• Working data:

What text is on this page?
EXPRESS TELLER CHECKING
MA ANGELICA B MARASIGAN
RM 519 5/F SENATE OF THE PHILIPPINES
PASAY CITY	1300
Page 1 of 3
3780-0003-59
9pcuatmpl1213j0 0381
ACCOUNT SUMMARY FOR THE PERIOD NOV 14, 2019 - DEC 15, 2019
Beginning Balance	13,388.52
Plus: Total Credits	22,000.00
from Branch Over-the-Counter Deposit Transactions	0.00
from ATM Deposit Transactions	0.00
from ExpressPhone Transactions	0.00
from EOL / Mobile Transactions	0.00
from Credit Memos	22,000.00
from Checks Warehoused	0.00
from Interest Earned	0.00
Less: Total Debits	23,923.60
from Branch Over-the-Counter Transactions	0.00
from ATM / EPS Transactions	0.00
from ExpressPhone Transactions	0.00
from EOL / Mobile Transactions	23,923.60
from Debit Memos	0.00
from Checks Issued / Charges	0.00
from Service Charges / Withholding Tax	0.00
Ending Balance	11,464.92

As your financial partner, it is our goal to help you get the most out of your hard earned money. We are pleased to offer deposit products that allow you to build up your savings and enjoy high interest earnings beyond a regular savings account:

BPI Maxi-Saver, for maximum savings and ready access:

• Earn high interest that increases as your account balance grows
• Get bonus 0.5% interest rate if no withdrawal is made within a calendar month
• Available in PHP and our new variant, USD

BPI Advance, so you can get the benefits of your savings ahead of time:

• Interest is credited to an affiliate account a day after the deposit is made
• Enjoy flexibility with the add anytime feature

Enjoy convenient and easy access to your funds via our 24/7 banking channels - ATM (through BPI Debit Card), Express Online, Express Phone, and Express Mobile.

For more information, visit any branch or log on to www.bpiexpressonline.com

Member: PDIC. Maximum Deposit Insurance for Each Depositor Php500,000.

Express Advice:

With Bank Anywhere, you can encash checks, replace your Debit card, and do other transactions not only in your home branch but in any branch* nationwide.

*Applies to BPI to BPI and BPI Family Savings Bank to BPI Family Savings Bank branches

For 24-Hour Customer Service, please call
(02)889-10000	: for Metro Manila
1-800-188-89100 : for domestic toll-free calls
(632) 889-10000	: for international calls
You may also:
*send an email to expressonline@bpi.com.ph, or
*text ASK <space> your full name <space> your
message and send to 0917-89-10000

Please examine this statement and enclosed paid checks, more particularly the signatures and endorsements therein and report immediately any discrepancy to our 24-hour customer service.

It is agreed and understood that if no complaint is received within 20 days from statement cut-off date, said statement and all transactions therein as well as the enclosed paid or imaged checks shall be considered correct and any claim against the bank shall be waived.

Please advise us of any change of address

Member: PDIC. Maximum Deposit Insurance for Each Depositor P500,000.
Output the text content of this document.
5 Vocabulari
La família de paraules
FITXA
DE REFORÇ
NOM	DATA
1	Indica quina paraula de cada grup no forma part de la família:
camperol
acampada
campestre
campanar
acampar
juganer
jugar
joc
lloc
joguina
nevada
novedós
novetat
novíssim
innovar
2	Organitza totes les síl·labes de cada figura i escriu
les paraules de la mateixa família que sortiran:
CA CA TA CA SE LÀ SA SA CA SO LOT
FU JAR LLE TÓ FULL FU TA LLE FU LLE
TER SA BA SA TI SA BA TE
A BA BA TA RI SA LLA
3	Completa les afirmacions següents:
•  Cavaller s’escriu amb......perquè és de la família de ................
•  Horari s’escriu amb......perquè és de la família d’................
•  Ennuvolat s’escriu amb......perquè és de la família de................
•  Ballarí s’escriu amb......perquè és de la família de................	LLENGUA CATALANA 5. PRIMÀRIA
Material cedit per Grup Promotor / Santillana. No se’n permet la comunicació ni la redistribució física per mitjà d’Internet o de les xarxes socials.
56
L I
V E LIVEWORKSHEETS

---

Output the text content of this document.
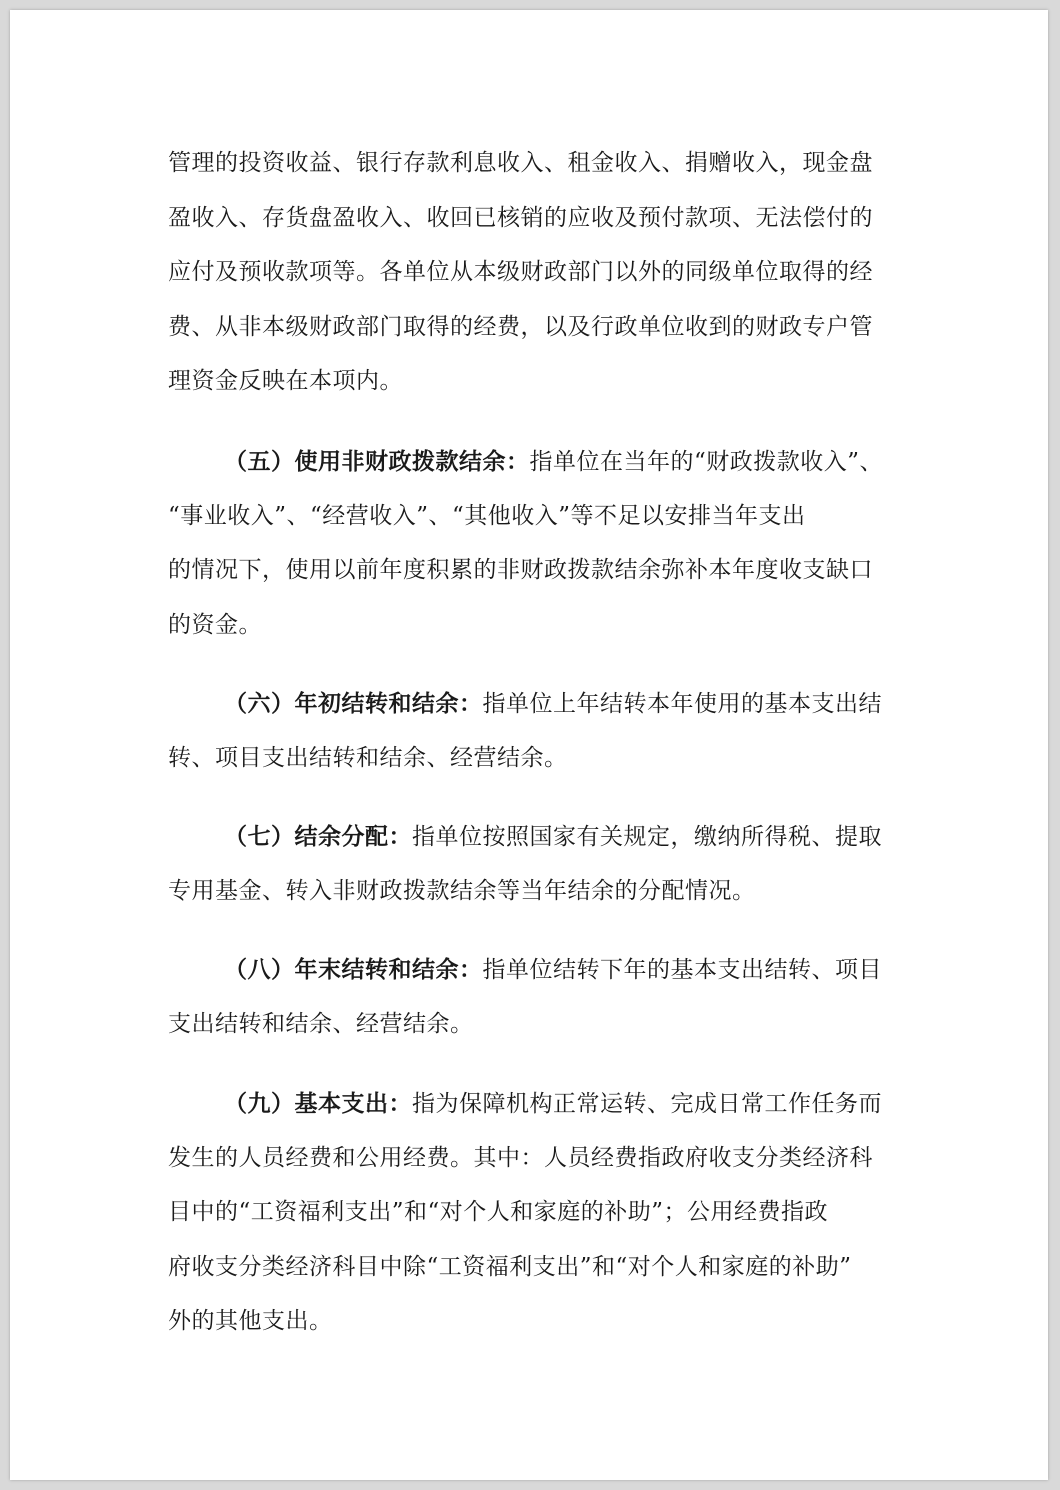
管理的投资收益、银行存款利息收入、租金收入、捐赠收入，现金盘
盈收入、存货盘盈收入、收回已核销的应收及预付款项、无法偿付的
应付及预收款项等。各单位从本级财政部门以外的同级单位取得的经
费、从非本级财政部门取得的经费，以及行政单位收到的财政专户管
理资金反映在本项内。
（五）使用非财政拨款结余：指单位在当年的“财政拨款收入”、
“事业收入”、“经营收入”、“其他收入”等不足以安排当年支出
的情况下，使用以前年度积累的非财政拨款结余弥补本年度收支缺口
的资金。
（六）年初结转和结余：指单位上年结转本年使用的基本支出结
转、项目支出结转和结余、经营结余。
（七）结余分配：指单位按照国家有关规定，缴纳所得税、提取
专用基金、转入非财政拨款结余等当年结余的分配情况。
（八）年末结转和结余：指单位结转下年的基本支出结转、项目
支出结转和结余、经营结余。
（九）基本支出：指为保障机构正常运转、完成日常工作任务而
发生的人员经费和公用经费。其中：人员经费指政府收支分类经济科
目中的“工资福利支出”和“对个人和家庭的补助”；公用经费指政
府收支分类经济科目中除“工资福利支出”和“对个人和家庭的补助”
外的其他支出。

• What is required: Work out how many lines in the entries hold the string "this". Your answer should consist solely of that number.

• Exercise response: 4